### Job
Copy out the entries in full and with complete accuracy; pictures are excluded.

### Records supplied
>>>>>

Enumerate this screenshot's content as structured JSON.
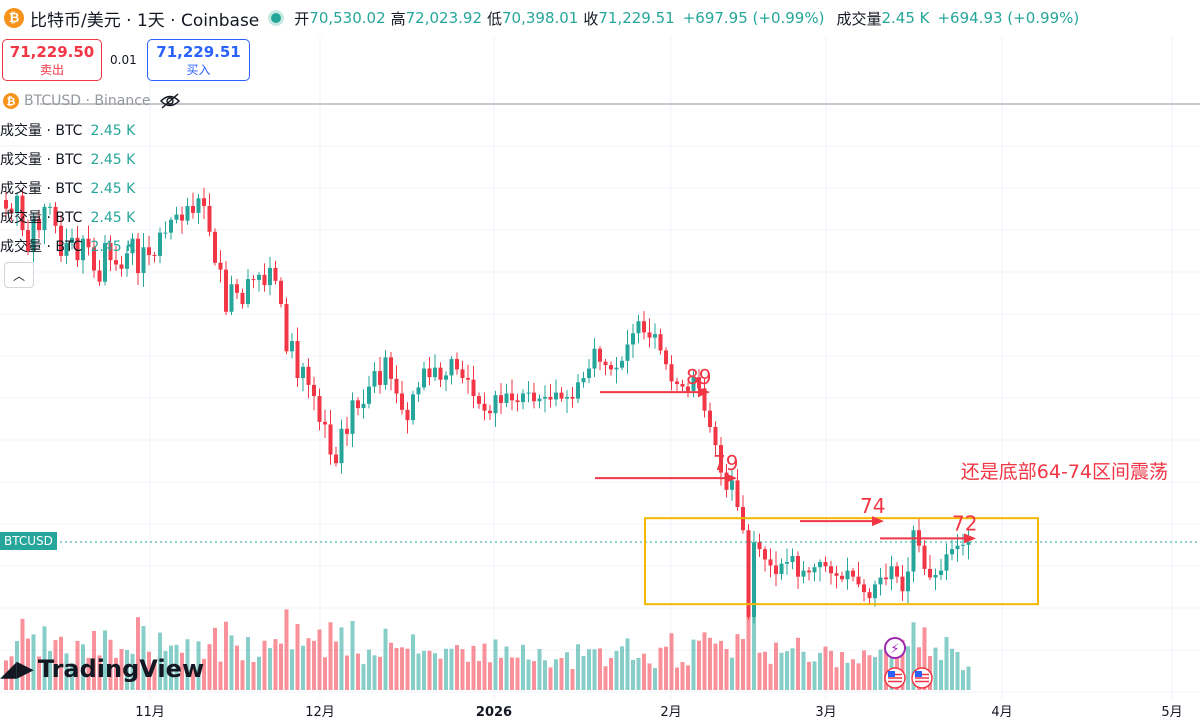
{
  "header": {
    "coin_glyph": "₿",
    "symbol": "比特币/美元 · 1天 · Coinbase",
    "open_label": "开",
    "open": "70,530.02",
    "high_label": "高",
    "high": "72,023.92",
    "low_label": "低",
    "low": "70,398.01",
    "close_label": "收",
    "close": "71,229.51",
    "change": "+697.95 (+0.99%)",
    "volume_label": "成交量",
    "volume": "2.45 K",
    "volume_change": "+694.93 (+0.99%)"
  },
  "trade": {
    "sell_price": "71,229.50",
    "sell_label": "卖出",
    "spread": "0.01",
    "buy_price": "71,229.51",
    "buy_label": "买入"
  },
  "compare_series": "BTCUSD · Binance",
  "volume_rows": [
    {
      "label": "成交量 · BTC",
      "value": "2.45 K"
    },
    {
      "label": "成交量 · BTC",
      "value": "2.45 K"
    },
    {
      "label": "成交量 · BTC",
      "value": "2.45 K"
    },
    {
      "label": "成交量 · BTC",
      "value": "2.45 K"
    },
    {
      "label": "成交量 · BTC",
      "value": "2.45 K"
    }
  ],
  "price_tag": "BTCUSD",
  "logo_text": "TradingView",
  "colors": {
    "up": "#26a69a",
    "down": "#f23645",
    "annotation": "#f23645",
    "range_box": "#f5b800"
  },
  "chart_data": {
    "type": "candlestick",
    "x_ticks": [
      "11月",
      "12月",
      "2026",
      "2月",
      "3月",
      "4月",
      "5月"
    ],
    "y_range_k": [
      56,
      112
    ],
    "annotations": [
      {
        "text": "89",
        "kind": "arrow"
      },
      {
        "text": "79",
        "kind": "arrow"
      },
      {
        "text": "74",
        "kind": "arrow"
      },
      {
        "text": "72",
        "kind": "arrow"
      },
      {
        "text": "还是底部64-74区间震荡",
        "kind": "note"
      }
    ],
    "range_box_k": [
      64,
      74
    ],
    "last_price_k": 71.23,
    "daily_closes_k": [
      110,
      109.5,
      111.5,
      107.5,
      105,
      108.8,
      107.5,
      110.2,
      110.2,
      108,
      104.5,
      106,
      106.6,
      104,
      106.5,
      105.5,
      102.8,
      101.5,
      106,
      104,
      103.5,
      103,
      104.8,
      106.5,
      102.5,
      105.5,
      104.6,
      104.5,
      107.2,
      107.2,
      108.7,
      109.3,
      108.6,
      110.3,
      109.5,
      111.2,
      110.3,
      107.3,
      103.7,
      102.9,
      98,
      101.2,
      100.2,
      98.9,
      101.8,
      101.7,
      102.3,
      101.1,
      103.1,
      101.6,
      98.9,
      93.4,
      94.6,
      90.3,
      91.6,
      89.5,
      88.2,
      85.2,
      84.9,
      81.4,
      80.4,
      84.4,
      83.8,
      87.7,
      86.8,
      87.3,
      89.3,
      91.1,
      89.5,
      92.7,
      90.2,
      88.5,
      86.6,
      85.4,
      88.4,
      89.2,
      91.4,
      90.4,
      91.5,
      90.1,
      90.6,
      92.5,
      91.3,
      90.3,
      90.1,
      88.2,
      87.3,
      86.5,
      86.2,
      88.3,
      87.4,
      88.5,
      87.7,
      87.5,
      88.5,
      88.6,
      87.6,
      87.9,
      88.1,
      87.8,
      88.6,
      87.9,
      88.1,
      87.9,
      89.8,
      90.3,
      91.4,
      93.7,
      92.2,
      91.8,
      91.3,
      91.5,
      92.3,
      94.2,
      95.5,
      96.9,
      95.6,
      95,
      95.4,
      93.5,
      91.9,
      89.9,
      89.6,
      89.3,
      88.8,
      90.4,
      89.1,
      86.5,
      84.6,
      82.5,
      79.3,
      77.3,
      78.4,
      75.3,
      72.6,
      62.5,
      71.2,
      70.4,
      69.2,
      68.5,
      67.5,
      68.7,
      68.9,
      69.6,
      67.2,
      67.9,
      67.7,
      68.3,
      68.9,
      68.4,
      67.6,
      67.3,
      66.9,
      67.9,
      67.2,
      66.3,
      65.4,
      64.7,
      66.3,
      67.1,
      66.9,
      68.4,
      67.2,
      65.5,
      67.8,
      72.6,
      70.8,
      68.1,
      67.1,
      67.4,
      67.9,
      69.8,
      70.4,
      70.8,
      70.9,
      71.23
    ]
  }
}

<<<<<

### Finished answer
Enumerate this screenshot's content as structured JSON.
{
  "header": {
    "coin_glyph": "₿",
    "symbol": "比特币/美元 · 1天 · Coinbase",
    "open_label": "开",
    "open": "70,530.02",
    "high_label": "高",
    "high": "72,023.92",
    "low_label": "低",
    "low": "70,398.01",
    "close_label": "收",
    "close": "71,229.51",
    "change": "+697.95 (+0.99%)",
    "volume_label": "成交量",
    "volume": "2.45 K",
    "volume_change": "+694.93 (+0.99%)"
  },
  "trade": {
    "sell_price": "71,229.50",
    "sell_label": "卖出",
    "spread": "0.01",
    "buy_price": "71,229.51",
    "buy_label": "买入"
  },
  "compare_series": "BTCUSD · Binance",
  "volume_rows": [
    {
      "label": "成交量 · BTC",
      "value": "2.45 K"
    },
    {
      "label": "成交量 · BTC",
      "value": "2.45 K"
    },
    {
      "label": "成交量 · BTC",
      "value": "2.45 K"
    },
    {
      "label": "成交量 · BTC",
      "value": "2.45 K"
    },
    {
      "label": "成交量 · BTC",
      "value": "2.45 K"
    }
  ],
  "price_tag": "BTCUSD",
  "logo_text": "TradingView",
  "colors": {
    "up": "#26a69a",
    "down": "#f23645",
    "annotation": "#f23645",
    "range_box": "#f5b800"
  },
  "chart_data": {
    "type": "candlestick",
    "x_ticks": [
      "11月",
      "12月",
      "2026",
      "2月",
      "3月",
      "4月",
      "5月"
    ],
    "y_range_k": [
      56,
      112
    ],
    "annotations": [
      {
        "text": "89",
        "kind": "arrow"
      },
      {
        "text": "79",
        "kind": "arrow"
      },
      {
        "text": "74",
        "kind": "arrow"
      },
      {
        "text": "72",
        "kind": "arrow"
      },
      {
        "text": "还是底部64-74区间震荡",
        "kind": "note"
      }
    ],
    "range_box_k": [
      64,
      74
    ],
    "last_price_k": 71.23,
    "daily_closes_k": [
      110,
      109.5,
      111.5,
      107.5,
      105,
      108.8,
      107.5,
      110.2,
      110.2,
      108,
      104.5,
      106,
      106.6,
      104,
      106.5,
      105.5,
      102.8,
      101.5,
      106,
      104,
      103.5,
      103,
      104.8,
      106.5,
      102.5,
      105.5,
      104.6,
      104.5,
      107.2,
      107.2,
      108.7,
      109.3,
      108.6,
      110.3,
      109.5,
      111.2,
      110.3,
      107.3,
      103.7,
      102.9,
      98,
      101.2,
      100.2,
      98.9,
      101.8,
      101.7,
      102.3,
      101.1,
      103.1,
      101.6,
      98.9,
      93.4,
      94.6,
      90.3,
      91.6,
      89.5,
      88.2,
      85.2,
      84.9,
      81.4,
      80.4,
      84.4,
      83.8,
      87.7,
      86.8,
      87.3,
      89.3,
      91.1,
      89.5,
      92.7,
      90.2,
      88.5,
      86.6,
      85.4,
      88.4,
      89.2,
      91.4,
      90.4,
      91.5,
      90.1,
      90.6,
      92.5,
      91.3,
      90.3,
      90.1,
      88.2,
      87.3,
      86.5,
      86.2,
      88.3,
      87.4,
      88.5,
      87.7,
      87.5,
      88.5,
      88.6,
      87.6,
      87.9,
      88.1,
      87.8,
      88.6,
      87.9,
      88.1,
      87.9,
      89.8,
      90.3,
      91.4,
      93.7,
      92.2,
      91.8,
      91.3,
      91.5,
      92.3,
      94.2,
      95.5,
      96.9,
      95.6,
      95,
      95.4,
      93.5,
      91.9,
      89.9,
      89.6,
      89.3,
      88.8,
      90.4,
      89.1,
      86.5,
      84.6,
      82.5,
      79.3,
      77.3,
      78.4,
      75.3,
      72.6,
      62.5,
      71.2,
      70.4,
      69.2,
      68.5,
      67.5,
      68.7,
      68.9,
      69.6,
      67.2,
      67.9,
      67.7,
      68.3,
      68.9,
      68.4,
      67.6,
      67.3,
      66.9,
      67.9,
      67.2,
      66.3,
      65.4,
      64.7,
      66.3,
      67.1,
      66.9,
      68.4,
      67.2,
      65.5,
      67.8,
      72.6,
      70.8,
      68.1,
      67.1,
      67.4,
      67.9,
      69.8,
      70.4,
      70.8,
      70.9,
      71.23
    ]
  }
}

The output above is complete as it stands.